Te lezen fragment:

Het Satir Verandermodel beschrijft 5 fasen waar teams mee te maken krijgen bij verandering. Deze fasen zijn: Late Status Quo, Weerstand, Chaos, Integratie en Nieuwe status quo.
Satir is een familietherapeut en heeft het model ontworpen om mensen in gezinssituaties te helpen beter om te gaan met grote, onverwachte veranderingen. Het model is echter ook goed toepasbaar bij teams in organisaties.
De kern van het Satir Veranderingsmodel is de overtuiging dat het altijd beter kan. Dit kost echter tijd en het wordt meestal eerst slechter voordat het beter wordt. Als je dit model hanteert zullen teams volgens Satir sneller door een veranderproces kunnen gaan.

Wat te doen:
Hervat de tekst hierboven over het Satir Verandermodel direct na de laatste zin.

Fragmenten uit materiaal:

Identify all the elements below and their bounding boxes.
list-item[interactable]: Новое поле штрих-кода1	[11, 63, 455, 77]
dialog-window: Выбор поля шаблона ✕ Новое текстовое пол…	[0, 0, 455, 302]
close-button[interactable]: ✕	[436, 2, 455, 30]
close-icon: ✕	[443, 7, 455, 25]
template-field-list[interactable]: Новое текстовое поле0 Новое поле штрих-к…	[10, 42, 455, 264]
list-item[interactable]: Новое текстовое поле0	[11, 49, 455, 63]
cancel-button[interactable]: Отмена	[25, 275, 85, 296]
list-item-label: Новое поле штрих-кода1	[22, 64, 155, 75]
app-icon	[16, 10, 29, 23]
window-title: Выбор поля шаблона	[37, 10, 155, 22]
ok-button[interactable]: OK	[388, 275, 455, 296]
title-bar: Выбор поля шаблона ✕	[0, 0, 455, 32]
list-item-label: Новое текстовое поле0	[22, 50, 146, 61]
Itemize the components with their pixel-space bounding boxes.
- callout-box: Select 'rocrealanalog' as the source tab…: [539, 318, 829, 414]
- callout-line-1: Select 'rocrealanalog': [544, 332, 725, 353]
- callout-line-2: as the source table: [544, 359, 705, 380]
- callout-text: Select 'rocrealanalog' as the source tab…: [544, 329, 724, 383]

Geschreven antwoord:
De 5 fasen van het verander model van Satir
Het model van Virginia Satir biedt inzicht in de emotionele fasen die teams doorgaan in een veranderproces. De inzichten die een leider en de teamleden krijgen als ze dit model hanteren helpt hun om het veranderproces te versnellen. Virginia Satir beschrijft 5 fasen: Late Status Quo, Weerstand, Chaos, Integratie en Nieuwe Status Quo. Deze worden achtereenvolgens toegelicht.

1. Late Status Quo
In het Nederlands betekent Late Status Quo zowel huidige als voorgaande Status Quo. De scheidslijn in het model is vrij dun.
Wat er in deze eerste fase eigenlijk beschreven wordt is hoe het er uit ziet vlak voor en vlak na de bewustwording van de verandering. In de Late Status Quo lijkt er ogenschijnlijk niets aan de hand. Elke dag is vrijwel dezelfde als de dag ervoor. De prestatie is er, of dit de juiste is en hoe deze tot stand komt is niet echt relevant.
Vaak is er sprake van een van de volgende omgevingen: een stabiele- of instabiele omgeving.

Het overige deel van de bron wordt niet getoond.